WORK INSTRUCTIONS:
Quote all entries exactly, leaving pictures aside.

MATERIAL:
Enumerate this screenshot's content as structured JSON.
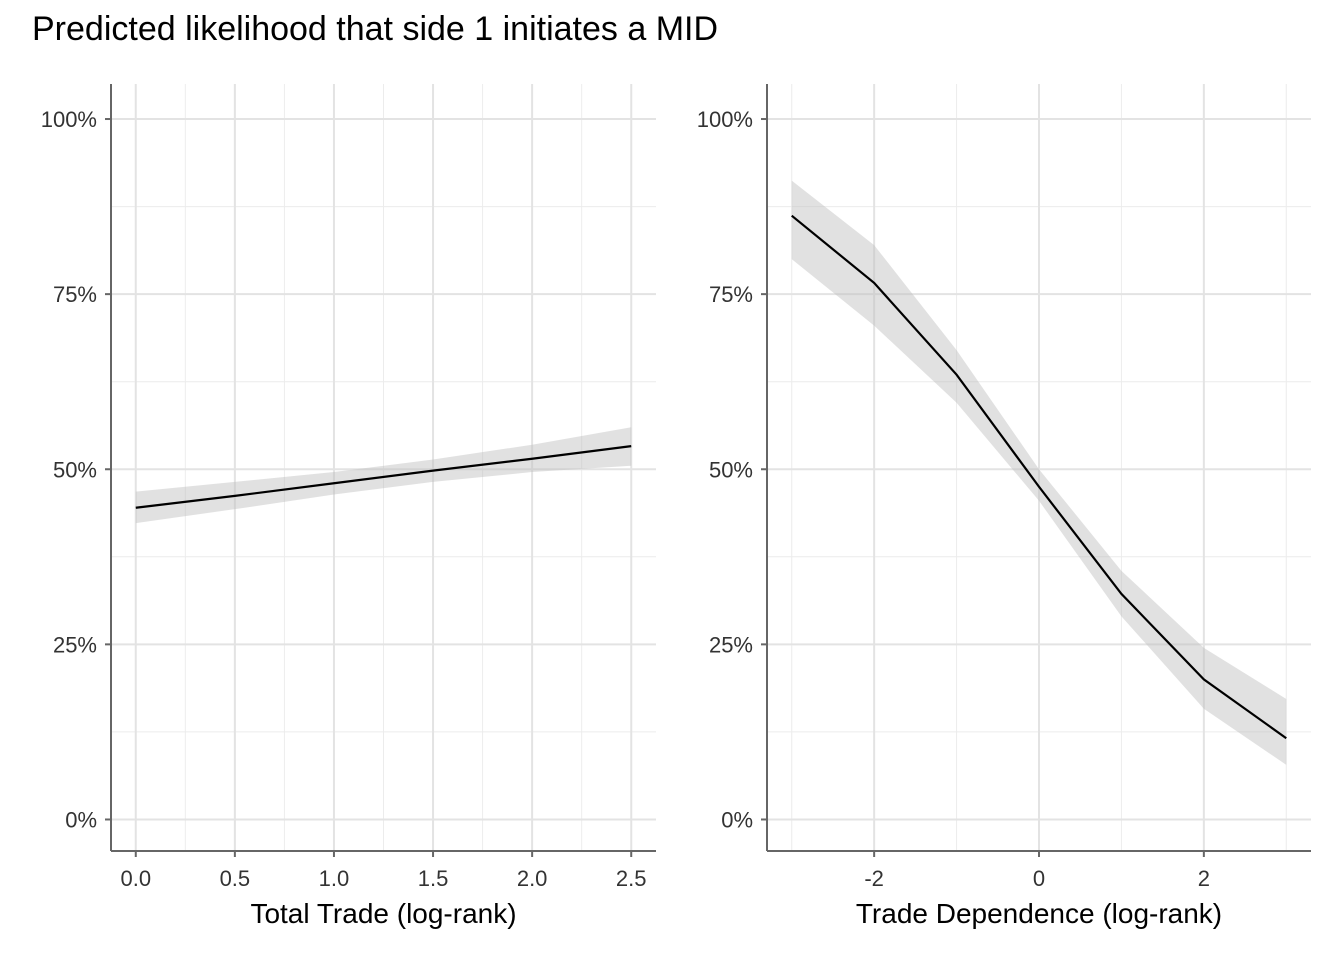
{
  "title": "Predicted likelihood that side 1 initiates a MID",
  "chart_data": [
    {
      "type": "line",
      "xlabel": "Total Trade (log-rank)",
      "ylabel": "",
      "xlim": [
        -0.125,
        2.625
      ],
      "ylim": [
        -0.045,
        1.05
      ],
      "x_ticks": [
        0.0,
        0.5,
        1.0,
        1.5,
        2.0,
        2.5
      ],
      "x_tick_labels": [
        "0.0",
        "0.5",
        "1.0",
        "1.5",
        "2.0",
        "2.5"
      ],
      "y_ticks": [
        0,
        0.25,
        0.5,
        0.75,
        1.0
      ],
      "y_tick_labels": [
        "0%",
        "25%",
        "50%",
        "75%",
        "100%"
      ],
      "grid": true,
      "series": [
        {
          "x": [
            0.0,
            0.5,
            1.0,
            1.5,
            2.0,
            2.5
          ],
          "y": [
            0.445,
            0.462,
            0.48,
            0.498,
            0.515,
            0.533
          ],
          "lower": [
            0.423,
            0.443,
            0.464,
            0.482,
            0.496,
            0.505
          ],
          "upper": [
            0.468,
            0.482,
            0.496,
            0.514,
            0.535,
            0.56
          ]
        }
      ]
    },
    {
      "type": "line",
      "xlabel": "Trade Dependence (log-rank)",
      "ylabel": "",
      "xlim": [
        -3.3,
        3.3
      ],
      "ylim": [
        -0.045,
        1.05
      ],
      "x_ticks": [
        -2,
        0,
        2
      ],
      "x_tick_labels": [
        "-2",
        "0",
        "2"
      ],
      "y_ticks": [
        0,
        0.25,
        0.5,
        0.75,
        1.0
      ],
      "y_tick_labels": [
        "0%",
        "25%",
        "50%",
        "75%",
        "100%"
      ],
      "grid": true,
      "series": [
        {
          "x": [
            -3,
            -2,
            -1,
            0,
            1,
            2,
            3
          ],
          "y": [
            0.862,
            0.766,
            0.635,
            0.475,
            0.322,
            0.2,
            0.116
          ],
          "lower": [
            0.8,
            0.705,
            0.595,
            0.455,
            0.29,
            0.158,
            0.078
          ],
          "upper": [
            0.912,
            0.82,
            0.67,
            0.5,
            0.355,
            0.245,
            0.172
          ]
        }
      ]
    }
  ]
}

EXERCISE ANSWER:
Enumerate this screenshot's content as structured JSON.
{
  "title": "Predicted likelihood that side 1 initiates a MID",
  "chart_data": [
    {
      "type": "line",
      "xlabel": "Total Trade (log-rank)",
      "ylabel": "",
      "xlim": [
        -0.125,
        2.625
      ],
      "ylim": [
        -0.045,
        1.05
      ],
      "x_ticks": [
        0.0,
        0.5,
        1.0,
        1.5,
        2.0,
        2.5
      ],
      "x_tick_labels": [
        "0.0",
        "0.5",
        "1.0",
        "1.5",
        "2.0",
        "2.5"
      ],
      "y_ticks": [
        0,
        0.25,
        0.5,
        0.75,
        1.0
      ],
      "y_tick_labels": [
        "0%",
        "25%",
        "50%",
        "75%",
        "100%"
      ],
      "grid": true,
      "series": [
        {
          "x": [
            0.0,
            0.5,
            1.0,
            1.5,
            2.0,
            2.5
          ],
          "y": [
            0.445,
            0.462,
            0.48,
            0.498,
            0.515,
            0.533
          ],
          "lower": [
            0.423,
            0.443,
            0.464,
            0.482,
            0.496,
            0.505
          ],
          "upper": [
            0.468,
            0.482,
            0.496,
            0.514,
            0.535,
            0.56
          ]
        }
      ]
    },
    {
      "type": "line",
      "xlabel": "Trade Dependence (log-rank)",
      "ylabel": "",
      "xlim": [
        -3.3,
        3.3
      ],
      "ylim": [
        -0.045,
        1.05
      ],
      "x_ticks": [
        -2,
        0,
        2
      ],
      "x_tick_labels": [
        "-2",
        "0",
        "2"
      ],
      "y_ticks": [
        0,
        0.25,
        0.5,
        0.75,
        1.0
      ],
      "y_tick_labels": [
        "0%",
        "25%",
        "50%",
        "75%",
        "100%"
      ],
      "grid": true,
      "series": [
        {
          "x": [
            -3,
            -2,
            -1,
            0,
            1,
            2,
            3
          ],
          "y": [
            0.862,
            0.766,
            0.635,
            0.475,
            0.322,
            0.2,
            0.116
          ],
          "lower": [
            0.8,
            0.705,
            0.595,
            0.455,
            0.29,
            0.158,
            0.078
          ],
          "upper": [
            0.912,
            0.82,
            0.67,
            0.5,
            0.355,
            0.245,
            0.172
          ]
        }
      ]
    }
  ]
}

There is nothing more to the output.